What you should do :: Determine how many lines of this material contain "color". Give only the number.

** Begin Rows **

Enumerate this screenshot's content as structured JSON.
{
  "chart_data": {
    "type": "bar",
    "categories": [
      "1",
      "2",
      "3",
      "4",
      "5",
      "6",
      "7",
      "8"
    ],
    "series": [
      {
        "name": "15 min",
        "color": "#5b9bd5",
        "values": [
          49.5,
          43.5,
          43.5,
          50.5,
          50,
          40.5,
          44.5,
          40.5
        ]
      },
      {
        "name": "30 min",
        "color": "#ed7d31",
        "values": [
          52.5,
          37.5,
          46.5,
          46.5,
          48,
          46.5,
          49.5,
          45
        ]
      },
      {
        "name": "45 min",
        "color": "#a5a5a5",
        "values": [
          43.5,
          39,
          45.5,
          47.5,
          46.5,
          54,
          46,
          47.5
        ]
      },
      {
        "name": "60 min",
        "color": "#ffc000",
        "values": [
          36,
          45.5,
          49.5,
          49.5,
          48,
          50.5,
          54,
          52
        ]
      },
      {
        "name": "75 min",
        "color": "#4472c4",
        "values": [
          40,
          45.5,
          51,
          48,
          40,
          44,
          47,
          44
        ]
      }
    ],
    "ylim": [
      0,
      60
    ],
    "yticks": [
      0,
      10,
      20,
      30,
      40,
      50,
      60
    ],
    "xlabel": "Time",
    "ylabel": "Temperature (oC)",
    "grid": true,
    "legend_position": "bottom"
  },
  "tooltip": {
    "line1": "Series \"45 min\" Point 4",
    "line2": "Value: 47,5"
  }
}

** End Rows **

Solution to the problem :: 5